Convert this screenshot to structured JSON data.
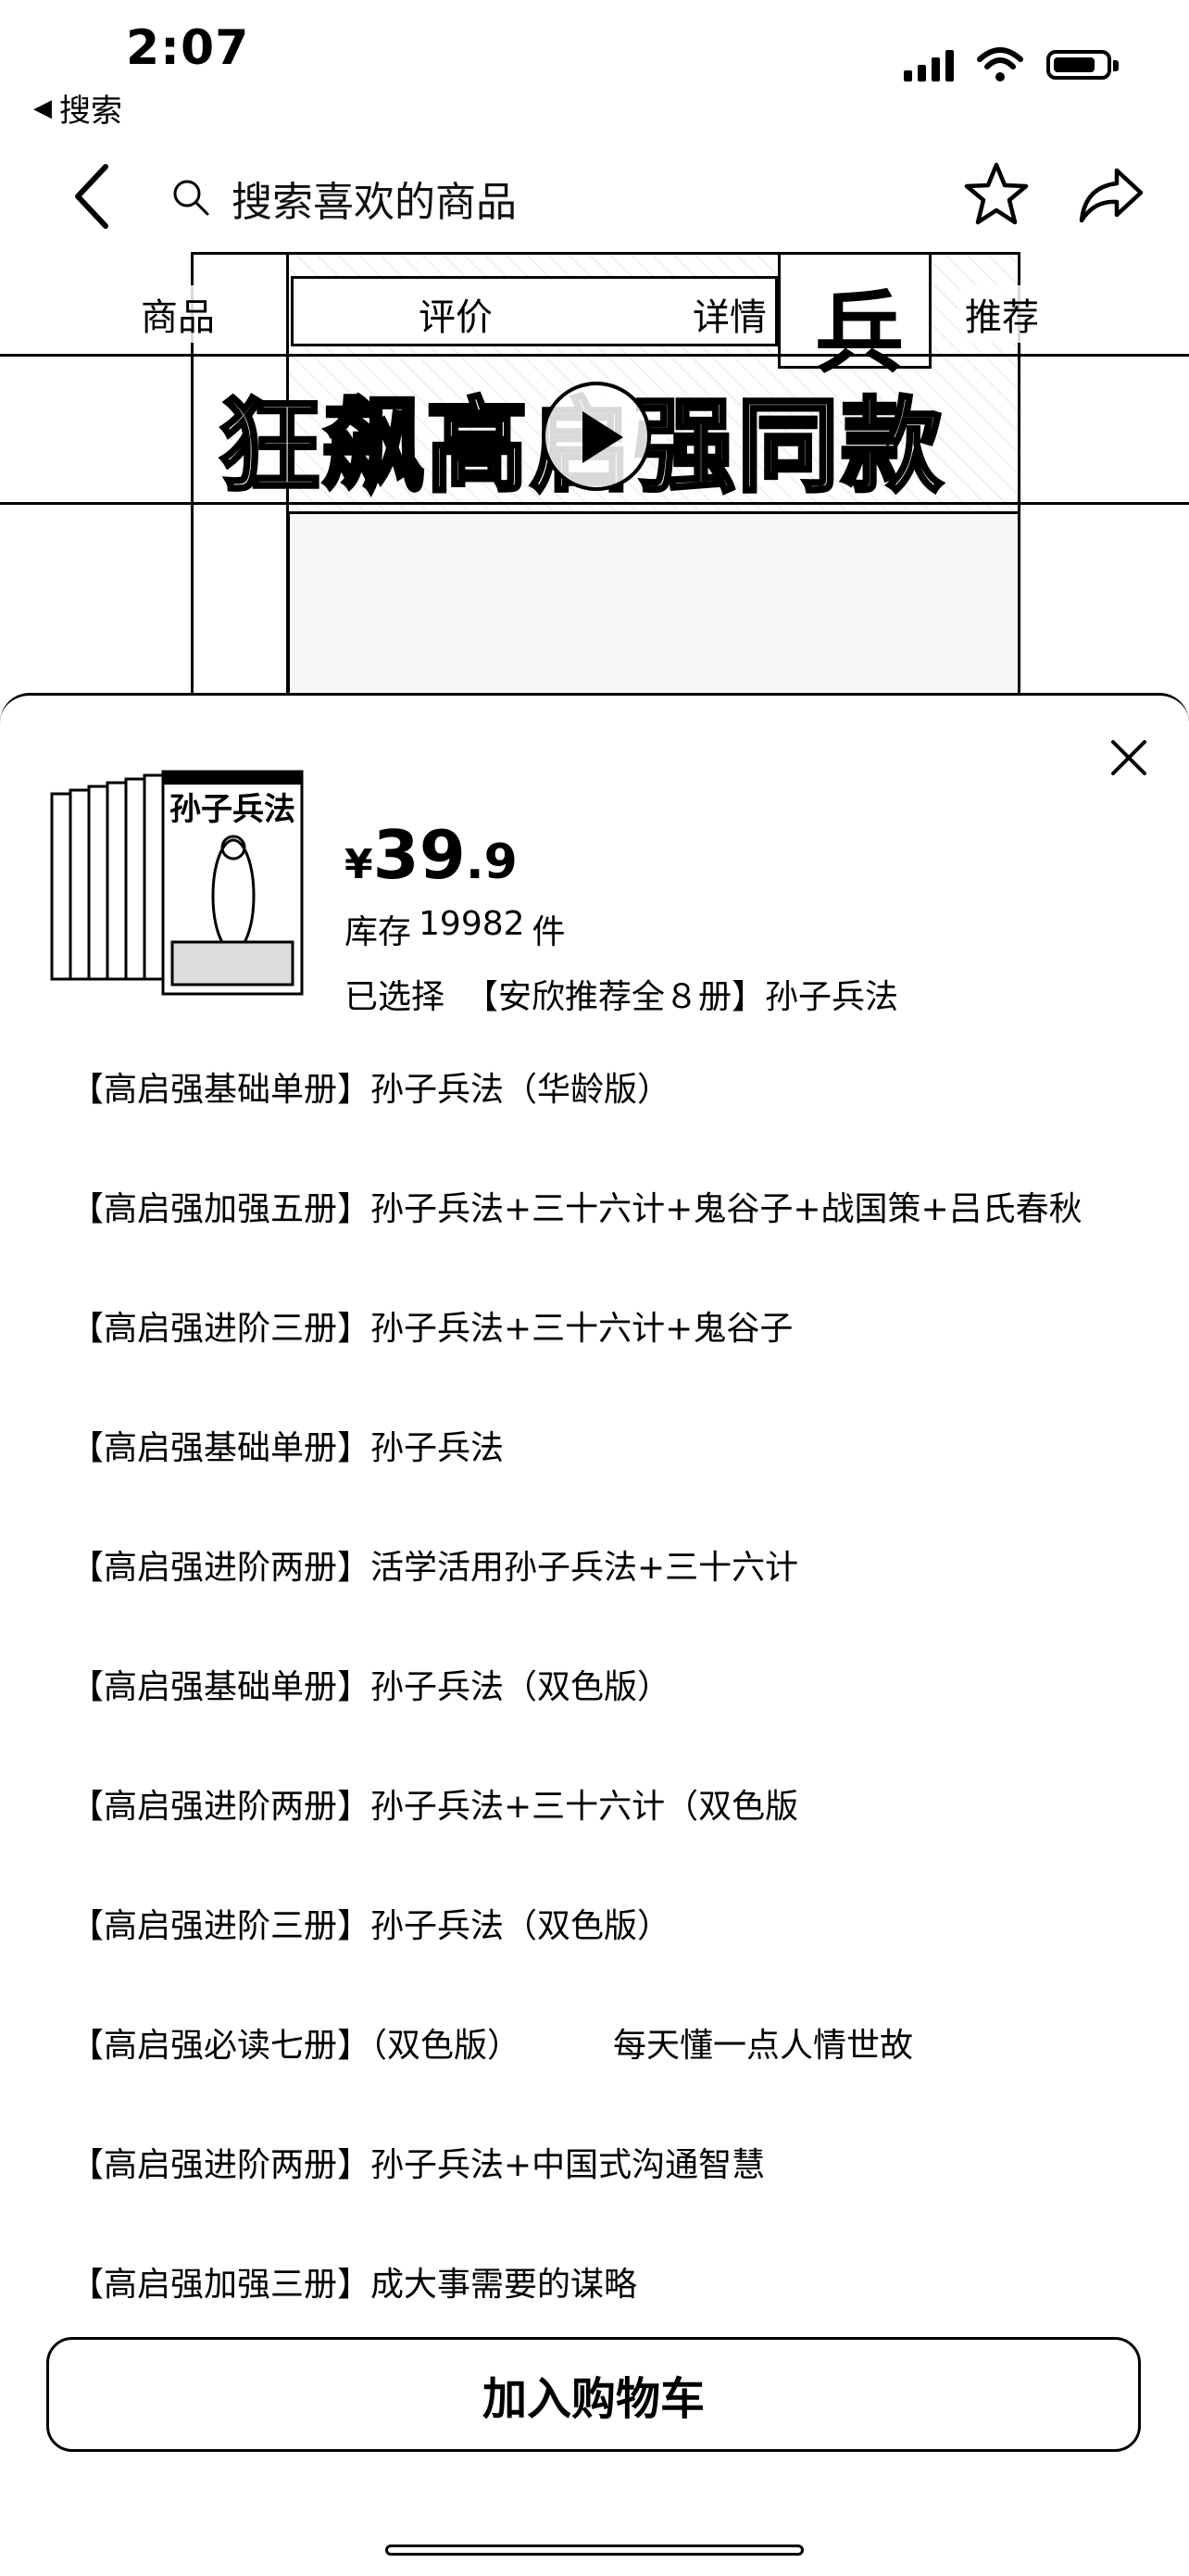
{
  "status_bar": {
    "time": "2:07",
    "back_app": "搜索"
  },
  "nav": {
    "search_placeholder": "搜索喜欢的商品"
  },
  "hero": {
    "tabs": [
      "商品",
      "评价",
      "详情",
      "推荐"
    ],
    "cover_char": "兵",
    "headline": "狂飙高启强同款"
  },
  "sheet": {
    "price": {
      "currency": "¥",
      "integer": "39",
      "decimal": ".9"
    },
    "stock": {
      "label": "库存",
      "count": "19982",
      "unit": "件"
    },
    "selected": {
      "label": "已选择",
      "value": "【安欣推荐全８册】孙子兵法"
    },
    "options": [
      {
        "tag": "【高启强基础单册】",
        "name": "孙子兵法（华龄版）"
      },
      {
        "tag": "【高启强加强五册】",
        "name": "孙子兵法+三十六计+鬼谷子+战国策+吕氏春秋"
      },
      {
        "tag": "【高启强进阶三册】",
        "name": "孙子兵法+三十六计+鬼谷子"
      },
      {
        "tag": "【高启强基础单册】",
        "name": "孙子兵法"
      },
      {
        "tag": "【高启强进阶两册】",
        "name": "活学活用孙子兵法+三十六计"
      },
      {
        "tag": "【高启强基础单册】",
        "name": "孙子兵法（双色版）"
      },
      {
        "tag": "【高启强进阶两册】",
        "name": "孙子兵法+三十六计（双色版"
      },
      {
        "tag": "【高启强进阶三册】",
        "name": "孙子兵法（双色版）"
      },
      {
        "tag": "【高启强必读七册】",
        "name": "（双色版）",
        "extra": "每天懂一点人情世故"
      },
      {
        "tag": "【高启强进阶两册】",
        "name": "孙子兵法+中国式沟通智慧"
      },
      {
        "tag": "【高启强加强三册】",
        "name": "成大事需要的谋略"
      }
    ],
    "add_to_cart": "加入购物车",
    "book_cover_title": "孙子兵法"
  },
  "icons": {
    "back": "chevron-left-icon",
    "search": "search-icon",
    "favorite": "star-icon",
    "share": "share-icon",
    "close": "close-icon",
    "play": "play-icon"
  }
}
··········
Only a number is wanted: how many lines contain "name"?

OUTPUT FOR THIS EXERCISE: 11